● **Given problem**
Without pictures, output exactly the lines running from the line containing "Decode this image" to the end of the listing below.

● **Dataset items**
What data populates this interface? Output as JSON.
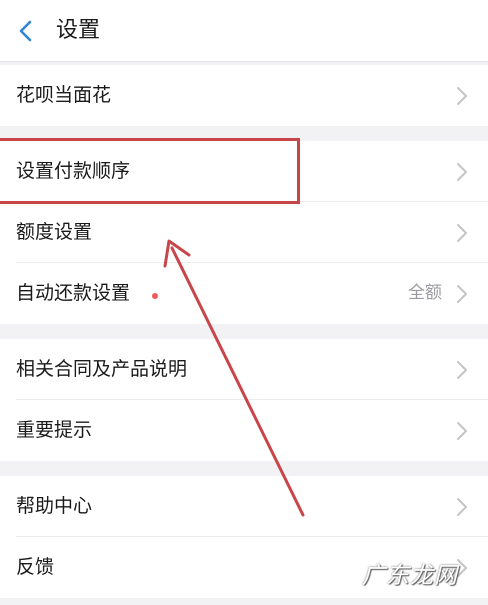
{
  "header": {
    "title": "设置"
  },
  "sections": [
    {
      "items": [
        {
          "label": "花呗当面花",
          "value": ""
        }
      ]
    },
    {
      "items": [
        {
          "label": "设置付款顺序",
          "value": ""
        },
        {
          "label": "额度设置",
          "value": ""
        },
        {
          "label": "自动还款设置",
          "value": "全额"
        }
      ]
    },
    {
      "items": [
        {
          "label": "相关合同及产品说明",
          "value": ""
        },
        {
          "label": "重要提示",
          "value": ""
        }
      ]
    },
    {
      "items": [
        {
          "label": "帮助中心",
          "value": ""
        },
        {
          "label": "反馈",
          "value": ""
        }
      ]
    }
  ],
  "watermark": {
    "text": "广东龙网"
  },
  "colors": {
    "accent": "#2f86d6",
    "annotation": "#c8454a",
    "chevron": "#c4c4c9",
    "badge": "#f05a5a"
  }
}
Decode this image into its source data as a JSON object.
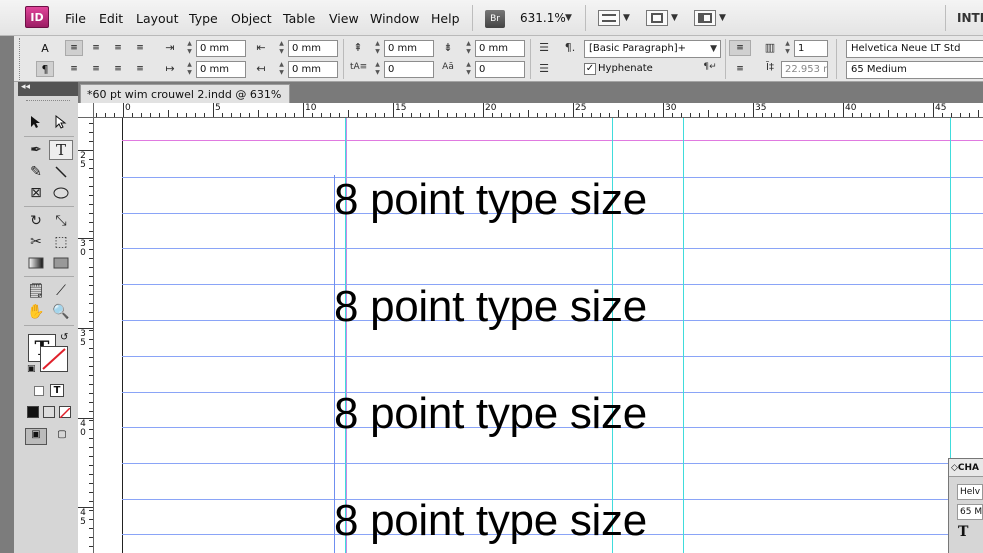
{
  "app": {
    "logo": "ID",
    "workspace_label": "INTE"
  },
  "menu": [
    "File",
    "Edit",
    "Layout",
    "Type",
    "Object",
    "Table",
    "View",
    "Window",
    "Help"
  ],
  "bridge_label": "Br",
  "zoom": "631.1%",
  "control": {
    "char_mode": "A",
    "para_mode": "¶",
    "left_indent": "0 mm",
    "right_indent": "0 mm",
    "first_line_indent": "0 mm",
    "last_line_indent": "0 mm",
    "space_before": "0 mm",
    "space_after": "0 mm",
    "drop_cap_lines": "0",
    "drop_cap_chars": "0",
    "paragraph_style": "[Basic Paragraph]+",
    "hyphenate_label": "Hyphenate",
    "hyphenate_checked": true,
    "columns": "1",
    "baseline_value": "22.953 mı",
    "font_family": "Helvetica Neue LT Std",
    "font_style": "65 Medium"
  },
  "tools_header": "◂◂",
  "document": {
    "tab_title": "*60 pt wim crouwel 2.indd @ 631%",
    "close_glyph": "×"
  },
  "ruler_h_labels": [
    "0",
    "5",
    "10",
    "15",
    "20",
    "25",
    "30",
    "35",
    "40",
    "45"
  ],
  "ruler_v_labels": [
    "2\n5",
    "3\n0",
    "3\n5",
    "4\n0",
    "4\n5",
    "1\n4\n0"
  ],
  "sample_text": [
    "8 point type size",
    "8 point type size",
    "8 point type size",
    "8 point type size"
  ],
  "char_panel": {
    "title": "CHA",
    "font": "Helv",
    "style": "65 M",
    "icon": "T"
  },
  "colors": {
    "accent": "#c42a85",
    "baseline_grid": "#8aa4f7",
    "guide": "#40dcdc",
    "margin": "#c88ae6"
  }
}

● **Expected answer**
Decode this image into its source data as a JSON object.
{
  "app": {
    "logo": "ID",
    "workspace_label": "INTE"
  },
  "menu": [
    "File",
    "Edit",
    "Layout",
    "Type",
    "Object",
    "Table",
    "View",
    "Window",
    "Help"
  ],
  "bridge_label": "Br",
  "zoom": "631.1%",
  "control": {
    "char_mode": "A",
    "para_mode": "¶",
    "left_indent": "0 mm",
    "right_indent": "0 mm",
    "first_line_indent": "0 mm",
    "last_line_indent": "0 mm",
    "space_before": "0 mm",
    "space_after": "0 mm",
    "drop_cap_lines": "0",
    "drop_cap_chars": "0",
    "paragraph_style": "[Basic Paragraph]+",
    "hyphenate_label": "Hyphenate",
    "hyphenate_checked": true,
    "columns": "1",
    "baseline_value": "22.953 mı",
    "font_family": "Helvetica Neue LT Std",
    "font_style": "65 Medium"
  },
  "tools_header": "◂◂",
  "document": {
    "tab_title": "*60 pt wim crouwel 2.indd @ 631%",
    "close_glyph": "×"
  },
  "ruler_h_labels": [
    "0",
    "5",
    "10",
    "15",
    "20",
    "25",
    "30",
    "35",
    "40",
    "45"
  ],
  "ruler_v_labels": [
    "2\n5",
    "3\n0",
    "3\n5",
    "4\n0",
    "4\n5",
    "1\n4\n0"
  ],
  "sample_text": [
    "8 point type size",
    "8 point type size",
    "8 point type size",
    "8 point type size"
  ],
  "char_panel": {
    "title": "CHA",
    "font": "Helv",
    "style": "65 M",
    "icon": "T"
  },
  "colors": {
    "accent": "#c42a85",
    "baseline_grid": "#8aa4f7",
    "guide": "#40dcdc",
    "margin": "#c88ae6"
  }
}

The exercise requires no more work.